Given request 1> Count the lines in the listing below that contain the string "contacts", and reply with only that number.

Page excerpt>
Studio album by Joe Pass and Jimmy Rowles
- Released: 1981
- Recorded: January 12, 1981
- Studio: Spectrum Studios, Venice, California
- Genre: Jazz
- Length: 43:42
- Label: Pablo
- Producer: Norman Granz

Joe Pass chronology
| Northsea Nights (1980) | Checkmate (1981) | Ira, George and Joe (1981) |

= Checkmate (Joe Pass and Jimmy Rowles album) =

Checkmate is an album by American jazz guitarist Joe Pass and pianist Jimmy Rowles, released in 1981. It was re-issued in 1998 on CD by Original Jazz Classics.

==Reception==

AllMusic's Scott Yanow wrote: "Rowles sets the quiet mood, and Pass keeps his amplifier quite low and was content to play on the pianist's turf. The emphasis is on slower tempos and harmonically sophisticated chords... Superior background music that rewards close listening."

Data provided>
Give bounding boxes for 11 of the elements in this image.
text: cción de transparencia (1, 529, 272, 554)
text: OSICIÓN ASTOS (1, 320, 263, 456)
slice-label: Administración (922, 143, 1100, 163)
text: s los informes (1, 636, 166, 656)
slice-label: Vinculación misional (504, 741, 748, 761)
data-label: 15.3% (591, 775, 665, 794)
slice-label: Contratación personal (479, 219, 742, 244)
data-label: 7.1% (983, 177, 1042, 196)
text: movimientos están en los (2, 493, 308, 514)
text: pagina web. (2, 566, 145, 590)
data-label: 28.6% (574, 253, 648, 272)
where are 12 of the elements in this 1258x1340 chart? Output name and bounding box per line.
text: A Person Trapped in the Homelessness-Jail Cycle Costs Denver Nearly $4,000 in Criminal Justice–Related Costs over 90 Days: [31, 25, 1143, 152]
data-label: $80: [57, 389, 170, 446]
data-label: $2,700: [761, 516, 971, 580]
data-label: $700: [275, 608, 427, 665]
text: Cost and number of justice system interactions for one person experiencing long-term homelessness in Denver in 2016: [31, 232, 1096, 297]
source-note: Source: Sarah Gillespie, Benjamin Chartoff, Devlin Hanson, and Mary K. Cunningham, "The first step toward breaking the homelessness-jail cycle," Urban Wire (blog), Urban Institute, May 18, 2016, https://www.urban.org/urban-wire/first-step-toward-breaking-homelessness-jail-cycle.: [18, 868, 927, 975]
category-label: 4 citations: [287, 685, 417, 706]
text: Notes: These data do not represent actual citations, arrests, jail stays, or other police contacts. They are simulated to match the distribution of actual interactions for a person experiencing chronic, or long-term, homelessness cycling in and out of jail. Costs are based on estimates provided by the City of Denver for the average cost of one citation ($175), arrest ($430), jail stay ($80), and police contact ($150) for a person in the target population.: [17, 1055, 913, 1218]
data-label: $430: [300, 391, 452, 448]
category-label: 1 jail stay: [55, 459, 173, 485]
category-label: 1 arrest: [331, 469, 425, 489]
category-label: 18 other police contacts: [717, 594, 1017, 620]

Given request 2> According to the Checkmate album page above, at which studio was the album recorded?

Answer 1> 2

Answer 2> Spectrum Studios in Venice, California.